Collected data:
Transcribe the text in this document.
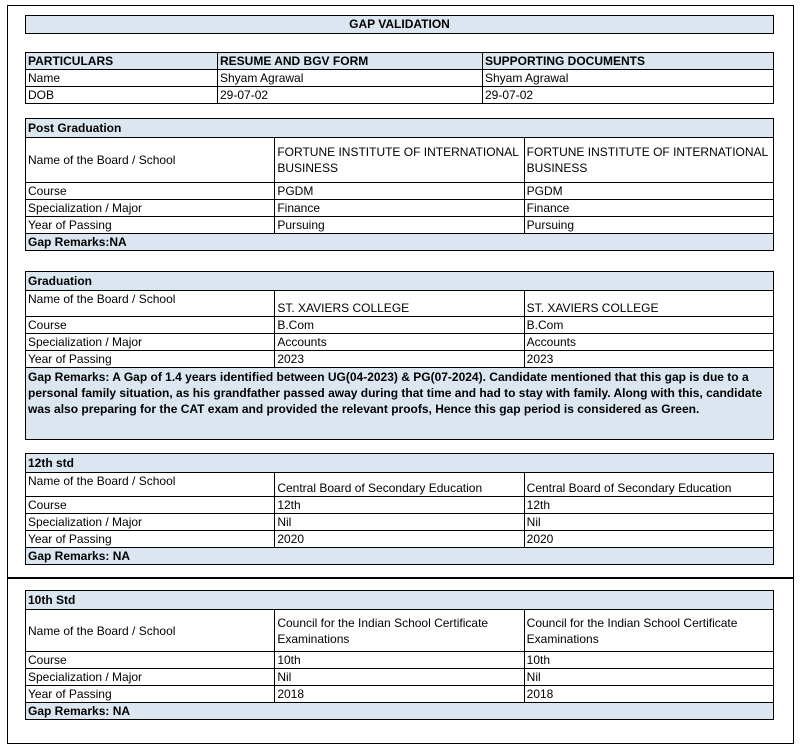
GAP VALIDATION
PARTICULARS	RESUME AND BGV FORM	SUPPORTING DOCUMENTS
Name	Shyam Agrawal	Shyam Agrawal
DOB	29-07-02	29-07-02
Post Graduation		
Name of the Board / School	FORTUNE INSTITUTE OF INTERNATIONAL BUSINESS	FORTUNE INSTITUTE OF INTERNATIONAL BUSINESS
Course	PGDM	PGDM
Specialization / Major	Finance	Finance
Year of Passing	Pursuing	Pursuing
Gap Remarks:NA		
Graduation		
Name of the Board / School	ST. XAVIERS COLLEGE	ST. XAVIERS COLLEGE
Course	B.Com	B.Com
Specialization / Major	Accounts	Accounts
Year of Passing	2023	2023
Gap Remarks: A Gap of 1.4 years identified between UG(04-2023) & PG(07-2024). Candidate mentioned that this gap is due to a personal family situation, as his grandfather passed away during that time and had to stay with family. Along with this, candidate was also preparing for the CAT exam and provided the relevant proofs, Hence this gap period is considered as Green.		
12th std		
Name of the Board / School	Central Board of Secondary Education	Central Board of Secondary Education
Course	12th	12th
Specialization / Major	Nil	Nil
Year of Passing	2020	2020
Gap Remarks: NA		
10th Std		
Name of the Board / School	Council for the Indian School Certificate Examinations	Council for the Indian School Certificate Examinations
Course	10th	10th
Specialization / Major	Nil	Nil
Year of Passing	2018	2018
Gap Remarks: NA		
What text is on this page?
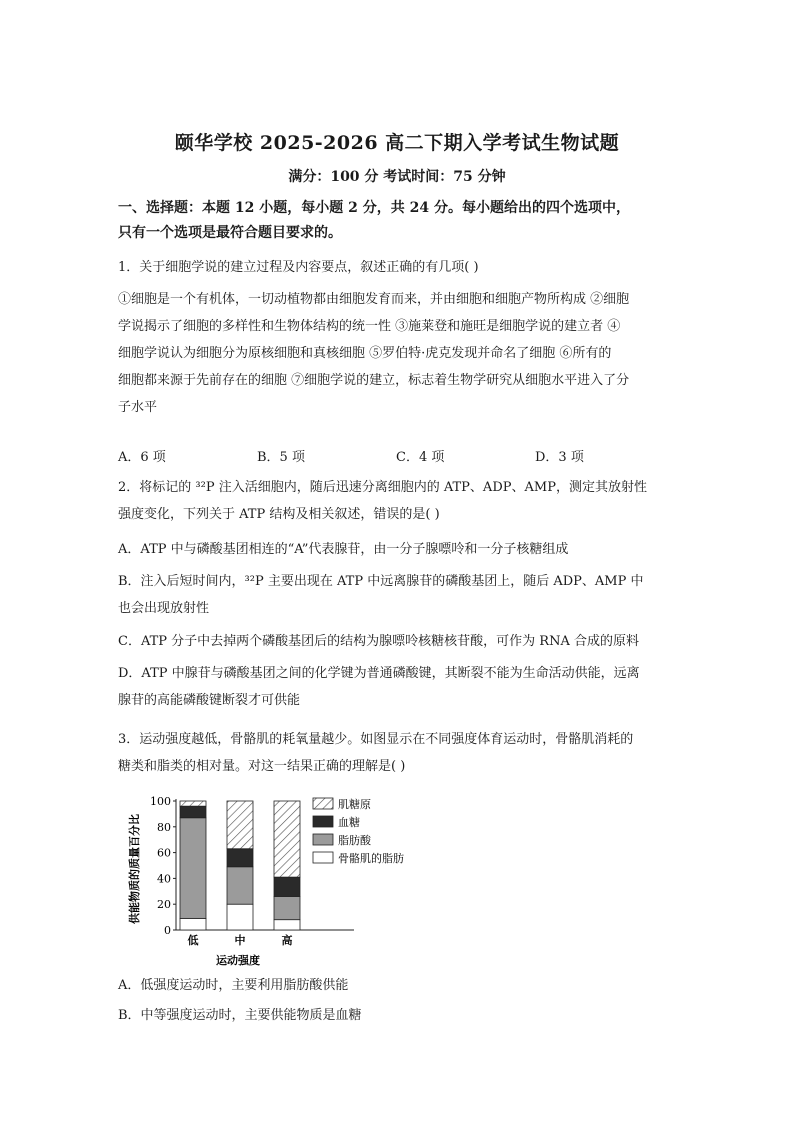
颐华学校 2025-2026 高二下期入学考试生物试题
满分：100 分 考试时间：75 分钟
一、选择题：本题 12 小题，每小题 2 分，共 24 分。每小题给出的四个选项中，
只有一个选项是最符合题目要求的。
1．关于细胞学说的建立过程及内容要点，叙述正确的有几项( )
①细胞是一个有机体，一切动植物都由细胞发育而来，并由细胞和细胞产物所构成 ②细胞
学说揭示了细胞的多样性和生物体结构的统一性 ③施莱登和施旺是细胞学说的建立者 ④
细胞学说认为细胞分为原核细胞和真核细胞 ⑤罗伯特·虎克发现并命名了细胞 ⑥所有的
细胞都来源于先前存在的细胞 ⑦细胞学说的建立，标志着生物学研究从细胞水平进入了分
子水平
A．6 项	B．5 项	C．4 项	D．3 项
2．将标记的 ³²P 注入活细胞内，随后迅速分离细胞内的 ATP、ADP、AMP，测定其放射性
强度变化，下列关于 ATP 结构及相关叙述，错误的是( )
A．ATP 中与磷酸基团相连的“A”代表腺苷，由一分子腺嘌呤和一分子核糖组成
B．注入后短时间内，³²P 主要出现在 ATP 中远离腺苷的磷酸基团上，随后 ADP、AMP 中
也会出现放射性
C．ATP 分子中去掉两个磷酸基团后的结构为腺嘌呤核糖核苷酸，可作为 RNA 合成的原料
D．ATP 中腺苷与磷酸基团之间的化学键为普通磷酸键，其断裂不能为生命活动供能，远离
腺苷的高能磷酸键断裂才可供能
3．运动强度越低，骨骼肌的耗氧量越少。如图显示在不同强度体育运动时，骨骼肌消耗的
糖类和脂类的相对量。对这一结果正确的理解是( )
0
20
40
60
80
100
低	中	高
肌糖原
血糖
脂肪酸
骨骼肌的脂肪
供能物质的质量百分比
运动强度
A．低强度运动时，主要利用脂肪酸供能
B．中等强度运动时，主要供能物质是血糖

What the task requires: Where a line of the entries contains the word "Name", copy that line.

Solved exercise:
Name	Shyam Agrawal	Shyam Agrawal
Name of the Board / School	FORTUNE INSTITUTE OF INTERNATIONAL BUSINESS	FORTUNE INSTITUTE OF INTERNATIONAL BUSINESS
Name of the Board / School	ST. XAVIERS COLLEGE	ST. XAVIERS COLLEGE
Name of the Board / School	Central Board of Secondary Education	Central Board of Secondary Education
Name of the Board / School	Council for the Indian School Certificate Examinations	Council for the Indian School Certificate Examinations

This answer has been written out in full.